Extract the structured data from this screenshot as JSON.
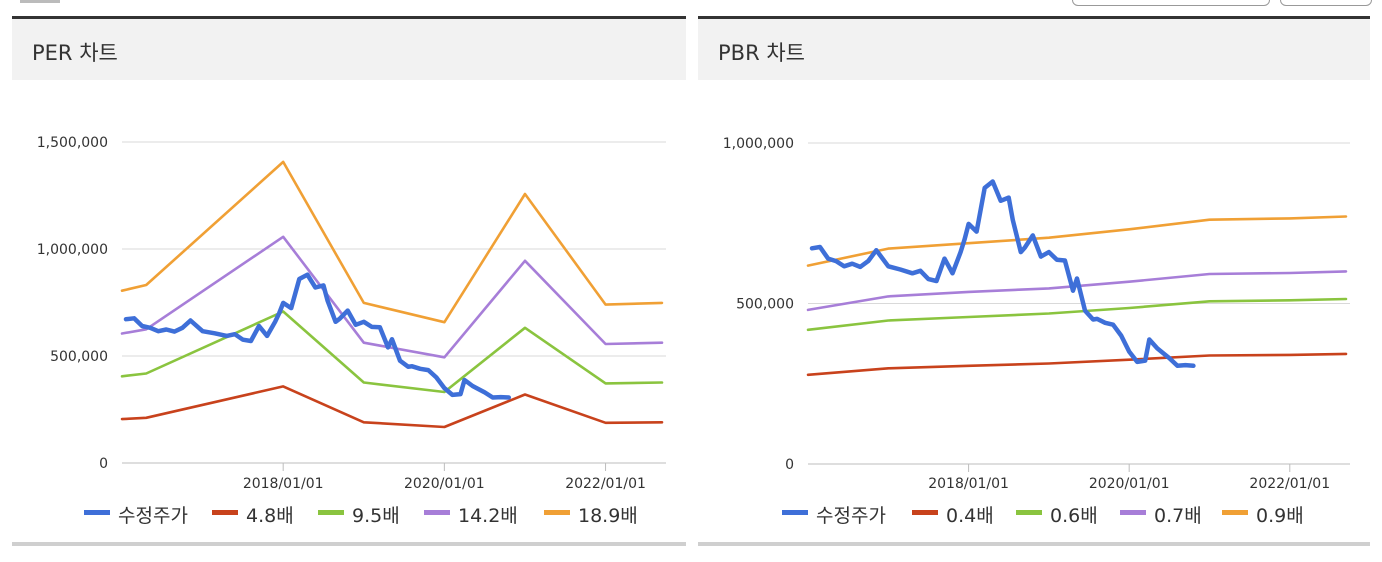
{
  "panels": [
    {
      "title": "PER 차트"
    },
    {
      "title": "PBR 차트"
    }
  ],
  "chart_data": [
    {
      "type": "line",
      "title": "PER 차트",
      "ylim": [
        0,
        1500000
      ],
      "yticks": [
        "1,500,000",
        "1,000,000",
        "500,000",
        "0"
      ],
      "ytick_values": [
        1500000,
        1000000,
        500000,
        0
      ],
      "xticks": [
        "2018/01/01",
        "2020/01/01",
        "2022/01/01"
      ],
      "xtick_values": [
        2018.0,
        2020.0,
        2022.0
      ],
      "xlim": [
        2016.0,
        2022.75
      ],
      "legend": [
        "수정주가",
        "4.8배",
        "9.5배",
        "14.2배",
        "18.9배"
      ],
      "series": [
        {
          "name": "수정주가",
          "color": "#3e6fd8",
          "x": [
            2016.05,
            2016.15,
            2016.25,
            2016.35,
            2016.45,
            2016.55,
            2016.65,
            2016.75,
            2016.85,
            2017.0,
            2017.15,
            2017.3,
            2017.4,
            2017.5,
            2017.6,
            2017.7,
            2017.8,
            2017.9,
            2017.95,
            2018.0,
            2018.1,
            2018.2,
            2018.3,
            2018.4,
            2018.5,
            2018.55,
            2018.65,
            2018.7,
            2018.8,
            2018.9,
            2019.0,
            2019.1,
            2019.2,
            2019.3,
            2019.35,
            2019.45,
            2019.55,
            2019.6,
            2019.7,
            2019.8,
            2019.9,
            2020.0,
            2020.1,
            2020.2,
            2020.25,
            2020.35,
            2020.4,
            2020.5,
            2020.6,
            2020.7,
            2020.8
          ],
          "y": [
            672000,
            676000,
            640000,
            632000,
            616000,
            624000,
            614000,
            632000,
            666000,
            616000,
            606000,
            594000,
            602000,
            576000,
            570000,
            640000,
            594000,
            660000,
            700000,
            748000,
            724000,
            860000,
            880000,
            820000,
            830000,
            760000,
            660000,
            674000,
            712000,
            646000,
            660000,
            636000,
            634000,
            540000,
            578000,
            478000,
            450000,
            452000,
            440000,
            434000,
            400000,
            350000,
            318000,
            322000,
            388000,
            360000,
            350000,
            330000,
            306000,
            308000,
            306000
          ]
        },
        {
          "name": "4.8배",
          "color": "#c8421c",
          "x": [
            2016.0,
            2016.3,
            2018.0,
            2019.0,
            2020.0,
            2021.0,
            2022.0,
            2022.7
          ],
          "y": [
            205000,
            211000,
            358000,
            190000,
            168000,
            320000,
            188000,
            190000
          ]
        },
        {
          "name": "9.5배",
          "color": "#8ac43f",
          "x": [
            2016.0,
            2016.3,
            2018.0,
            2019.0,
            2020.0,
            2021.0,
            2022.0,
            2022.7
          ],
          "y": [
            405000,
            418000,
            708000,
            376000,
            332000,
            632000,
            372000,
            376000
          ]
        },
        {
          "name": "14.2배",
          "color": "#a77ed8",
          "x": [
            2016.0,
            2016.3,
            2018.0,
            2019.0,
            2020.0,
            2021.0,
            2022.0,
            2022.7
          ],
          "y": [
            605000,
            625000,
            1057000,
            562000,
            494000,
            945000,
            556000,
            562000
          ]
        },
        {
          "name": "18.9배",
          "color": "#f0a035",
          "x": [
            2016.0,
            2016.3,
            2018.0,
            2019.0,
            2020.0,
            2021.0,
            2022.0,
            2022.7
          ],
          "y": [
            805000,
            832000,
            1407000,
            748000,
            658000,
            1257000,
            740000,
            748000
          ]
        }
      ]
    },
    {
      "type": "line",
      "title": "PBR 차트",
      "ylim": [
        0,
        1000000
      ],
      "yticks": [
        "1,000,000",
        "500,000",
        "0"
      ],
      "ytick_values": [
        1000000,
        500000,
        0
      ],
      "xticks": [
        "2018/01/01",
        "2020/01/01",
        "2022/01/01"
      ],
      "xtick_values": [
        2018.0,
        2020.0,
        2022.0
      ],
      "xlim": [
        2016.0,
        2022.75
      ],
      "legend": [
        "수정주가",
        "0.4배",
        "0.6배",
        "0.7배",
        "0.9배"
      ],
      "series": [
        {
          "name": "수정주가",
          "color": "#3e6fd8",
          "x": [
            2016.05,
            2016.15,
            2016.25,
            2016.35,
            2016.45,
            2016.55,
            2016.65,
            2016.75,
            2016.85,
            2017.0,
            2017.15,
            2017.3,
            2017.4,
            2017.5,
            2017.6,
            2017.7,
            2017.8,
            2017.9,
            2017.95,
            2018.0,
            2018.1,
            2018.2,
            2018.3,
            2018.4,
            2018.5,
            2018.55,
            2018.65,
            2018.7,
            2018.8,
            2018.9,
            2019.0,
            2019.1,
            2019.2,
            2019.3,
            2019.35,
            2019.45,
            2019.55,
            2019.6,
            2019.7,
            2019.8,
            2019.9,
            2020.0,
            2020.1,
            2020.2,
            2020.25,
            2020.35,
            2020.4,
            2020.5,
            2020.6,
            2020.7,
            2020.8
          ],
          "y": [
            672000,
            676000,
            640000,
            632000,
            616000,
            624000,
            614000,
            632000,
            666000,
            616000,
            606000,
            594000,
            602000,
            576000,
            570000,
            640000,
            594000,
            660000,
            700000,
            748000,
            724000,
            860000,
            880000,
            820000,
            830000,
            760000,
            660000,
            674000,
            712000,
            646000,
            660000,
            636000,
            634000,
            540000,
            578000,
            478000,
            450000,
            452000,
            440000,
            434000,
            400000,
            350000,
            318000,
            322000,
            388000,
            360000,
            350000,
            330000,
            306000,
            308000,
            306000
          ]
        },
        {
          "name": "0.4배",
          "color": "#c8421c",
          "x": [
            2016.0,
            2017.0,
            2018.0,
            2019.0,
            2020.0,
            2021.0,
            2022.0,
            2022.7
          ],
          "y": [
            278000,
            298000,
            306000,
            313000,
            325000,
            338000,
            340000,
            343000
          ]
        },
        {
          "name": "0.6배",
          "color": "#8ac43f",
          "x": [
            2016.0,
            2017.0,
            2018.0,
            2019.0,
            2020.0,
            2021.0,
            2022.0,
            2022.7
          ],
          "y": [
            418000,
            447000,
            458000,
            469000,
            486000,
            507000,
            510000,
            514000
          ]
        },
        {
          "name": "0.7배",
          "color": "#a77ed8",
          "x": [
            2016.0,
            2017.0,
            2018.0,
            2019.0,
            2020.0,
            2021.0,
            2022.0,
            2022.7
          ],
          "y": [
            480000,
            522000,
            536000,
            547000,
            568000,
            592000,
            595000,
            600000
          ]
        },
        {
          "name": "0.9배",
          "color": "#f0a035",
          "x": [
            2016.0,
            2017.0,
            2018.0,
            2019.0,
            2020.0,
            2021.0,
            2022.0,
            2022.7
          ],
          "y": [
            618000,
            671000,
            688000,
            705000,
            731000,
            761000,
            765000,
            771000
          ]
        }
      ]
    }
  ]
}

STATED PROBLEM: Tell how many lines in the material contain the word "name". Only the number is wanted.

EXPECTED ANSWER: 10